From the entries below, gather every line containing the string "устройства".

[BEGIN]

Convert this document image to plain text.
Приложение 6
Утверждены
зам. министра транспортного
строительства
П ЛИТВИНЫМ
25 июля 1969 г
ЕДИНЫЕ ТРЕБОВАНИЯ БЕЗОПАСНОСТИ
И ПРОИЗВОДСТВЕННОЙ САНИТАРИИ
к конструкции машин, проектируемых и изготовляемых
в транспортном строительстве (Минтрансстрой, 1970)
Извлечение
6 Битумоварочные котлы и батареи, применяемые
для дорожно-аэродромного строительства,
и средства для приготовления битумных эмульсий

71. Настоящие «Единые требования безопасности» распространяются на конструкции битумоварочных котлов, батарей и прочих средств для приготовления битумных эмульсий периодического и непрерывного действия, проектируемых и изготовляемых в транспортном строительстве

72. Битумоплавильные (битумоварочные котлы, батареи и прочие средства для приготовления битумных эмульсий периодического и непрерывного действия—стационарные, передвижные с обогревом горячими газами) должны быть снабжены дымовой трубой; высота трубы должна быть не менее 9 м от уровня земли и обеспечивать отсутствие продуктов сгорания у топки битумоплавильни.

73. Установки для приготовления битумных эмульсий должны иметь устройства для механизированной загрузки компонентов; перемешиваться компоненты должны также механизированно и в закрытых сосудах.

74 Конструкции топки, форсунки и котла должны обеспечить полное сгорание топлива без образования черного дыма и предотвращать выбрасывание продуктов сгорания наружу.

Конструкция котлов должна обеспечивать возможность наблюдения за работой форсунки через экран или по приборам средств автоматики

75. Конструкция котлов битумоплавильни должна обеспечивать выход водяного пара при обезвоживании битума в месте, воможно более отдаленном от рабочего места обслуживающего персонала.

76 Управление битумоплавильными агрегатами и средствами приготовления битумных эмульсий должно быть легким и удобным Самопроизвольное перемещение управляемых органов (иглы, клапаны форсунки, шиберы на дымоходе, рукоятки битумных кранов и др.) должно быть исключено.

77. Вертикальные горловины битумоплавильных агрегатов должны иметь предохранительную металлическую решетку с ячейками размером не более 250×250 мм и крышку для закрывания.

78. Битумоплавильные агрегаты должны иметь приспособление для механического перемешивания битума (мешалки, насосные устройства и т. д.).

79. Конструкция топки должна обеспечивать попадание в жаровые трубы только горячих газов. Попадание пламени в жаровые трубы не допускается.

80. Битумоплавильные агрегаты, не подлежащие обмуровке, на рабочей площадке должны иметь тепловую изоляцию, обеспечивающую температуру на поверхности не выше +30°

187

[END]

FINAL ANSWER ▸
73. Установки для приготовления битумных эмульсий должны иметь устройства для механизированной загрузки компонентов; перемешиваться компоненты должны также механизированно и в закрытых сосудах.
78. Битумоплавильные агрегаты должны иметь приспособление для механического перемешивания битума (мешалки, насосные устройства и т. д.).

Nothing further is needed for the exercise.